__SET PROBLEM__
Check every line below for the word "noin" and show those that hold it.

# # # # #

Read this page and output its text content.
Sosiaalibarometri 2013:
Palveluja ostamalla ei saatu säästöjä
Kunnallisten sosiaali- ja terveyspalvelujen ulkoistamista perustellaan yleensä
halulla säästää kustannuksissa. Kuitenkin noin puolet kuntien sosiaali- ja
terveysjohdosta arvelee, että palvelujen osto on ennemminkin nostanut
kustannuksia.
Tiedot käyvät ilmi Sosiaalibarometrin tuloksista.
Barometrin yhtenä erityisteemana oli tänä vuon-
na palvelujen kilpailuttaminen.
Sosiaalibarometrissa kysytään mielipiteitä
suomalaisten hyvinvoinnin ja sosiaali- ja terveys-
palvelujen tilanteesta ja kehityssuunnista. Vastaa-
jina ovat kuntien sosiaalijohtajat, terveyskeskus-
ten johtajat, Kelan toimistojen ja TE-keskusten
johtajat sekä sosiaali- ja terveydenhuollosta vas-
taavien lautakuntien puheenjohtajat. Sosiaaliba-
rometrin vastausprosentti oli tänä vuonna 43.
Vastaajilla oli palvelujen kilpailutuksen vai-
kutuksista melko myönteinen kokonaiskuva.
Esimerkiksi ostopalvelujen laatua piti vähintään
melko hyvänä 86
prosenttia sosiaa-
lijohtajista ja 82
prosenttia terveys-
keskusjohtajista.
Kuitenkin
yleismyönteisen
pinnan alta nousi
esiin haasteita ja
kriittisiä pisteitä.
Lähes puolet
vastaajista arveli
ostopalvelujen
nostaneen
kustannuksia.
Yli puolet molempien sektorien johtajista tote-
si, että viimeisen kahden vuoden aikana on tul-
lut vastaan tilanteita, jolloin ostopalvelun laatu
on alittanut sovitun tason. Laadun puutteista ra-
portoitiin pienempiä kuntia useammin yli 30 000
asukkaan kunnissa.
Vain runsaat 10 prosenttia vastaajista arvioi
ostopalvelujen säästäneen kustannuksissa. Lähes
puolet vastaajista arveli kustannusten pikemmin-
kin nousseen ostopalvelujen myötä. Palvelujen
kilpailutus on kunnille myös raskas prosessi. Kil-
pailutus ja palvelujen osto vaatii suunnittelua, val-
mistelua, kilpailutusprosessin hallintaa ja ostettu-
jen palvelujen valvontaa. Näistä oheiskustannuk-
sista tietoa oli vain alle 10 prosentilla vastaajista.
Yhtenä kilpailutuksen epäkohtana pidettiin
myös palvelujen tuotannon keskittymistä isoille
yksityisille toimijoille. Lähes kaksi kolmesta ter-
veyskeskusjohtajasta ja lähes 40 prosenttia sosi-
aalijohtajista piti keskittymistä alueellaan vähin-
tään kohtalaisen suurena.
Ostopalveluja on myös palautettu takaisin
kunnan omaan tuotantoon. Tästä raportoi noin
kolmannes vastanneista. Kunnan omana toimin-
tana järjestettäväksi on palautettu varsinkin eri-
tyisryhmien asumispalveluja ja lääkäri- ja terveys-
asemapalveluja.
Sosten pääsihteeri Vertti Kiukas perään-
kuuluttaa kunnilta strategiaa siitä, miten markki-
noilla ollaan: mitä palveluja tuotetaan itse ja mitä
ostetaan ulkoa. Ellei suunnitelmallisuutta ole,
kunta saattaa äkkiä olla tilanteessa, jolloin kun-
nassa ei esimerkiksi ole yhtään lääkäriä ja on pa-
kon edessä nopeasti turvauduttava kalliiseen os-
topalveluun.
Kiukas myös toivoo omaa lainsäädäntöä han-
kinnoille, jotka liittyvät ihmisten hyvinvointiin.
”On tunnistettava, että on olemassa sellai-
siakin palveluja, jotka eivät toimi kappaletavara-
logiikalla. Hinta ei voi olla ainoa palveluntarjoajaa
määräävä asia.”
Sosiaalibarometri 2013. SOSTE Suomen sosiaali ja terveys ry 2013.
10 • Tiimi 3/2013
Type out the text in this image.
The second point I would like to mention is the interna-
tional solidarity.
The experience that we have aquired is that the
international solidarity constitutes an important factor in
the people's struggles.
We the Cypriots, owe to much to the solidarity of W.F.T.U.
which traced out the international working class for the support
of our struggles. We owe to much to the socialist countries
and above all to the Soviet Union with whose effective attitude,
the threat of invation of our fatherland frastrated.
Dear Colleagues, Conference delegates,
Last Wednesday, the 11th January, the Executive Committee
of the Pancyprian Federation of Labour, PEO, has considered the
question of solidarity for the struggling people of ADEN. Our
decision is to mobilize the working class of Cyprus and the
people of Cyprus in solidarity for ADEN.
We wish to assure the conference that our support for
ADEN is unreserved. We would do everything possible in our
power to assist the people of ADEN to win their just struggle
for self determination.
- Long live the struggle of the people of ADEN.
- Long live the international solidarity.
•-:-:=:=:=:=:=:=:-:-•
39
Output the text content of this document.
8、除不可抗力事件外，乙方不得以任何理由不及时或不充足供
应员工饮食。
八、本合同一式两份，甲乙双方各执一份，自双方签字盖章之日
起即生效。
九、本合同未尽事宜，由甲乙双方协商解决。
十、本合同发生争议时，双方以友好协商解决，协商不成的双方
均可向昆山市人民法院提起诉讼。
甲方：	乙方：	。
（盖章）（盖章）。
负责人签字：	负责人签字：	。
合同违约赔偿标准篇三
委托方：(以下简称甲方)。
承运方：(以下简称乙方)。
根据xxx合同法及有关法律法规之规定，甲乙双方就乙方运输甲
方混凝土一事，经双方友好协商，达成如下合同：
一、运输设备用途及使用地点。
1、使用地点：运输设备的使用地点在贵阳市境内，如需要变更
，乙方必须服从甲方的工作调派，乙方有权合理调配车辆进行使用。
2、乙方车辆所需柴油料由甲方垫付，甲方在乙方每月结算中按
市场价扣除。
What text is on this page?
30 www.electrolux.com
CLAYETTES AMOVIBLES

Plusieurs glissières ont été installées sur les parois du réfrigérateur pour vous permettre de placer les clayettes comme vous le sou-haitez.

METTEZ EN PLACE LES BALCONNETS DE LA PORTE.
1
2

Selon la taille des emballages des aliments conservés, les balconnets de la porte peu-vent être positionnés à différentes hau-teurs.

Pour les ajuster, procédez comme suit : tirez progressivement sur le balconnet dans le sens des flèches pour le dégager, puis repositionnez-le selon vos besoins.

# # # # #

__ANSWER TO THIS TASK__
halulla säästää kustannuksissa. Kuitenkin noin puolet kuntien sosiaali- ja
kunnan omaan tuotantoon. Tästä raportoi noin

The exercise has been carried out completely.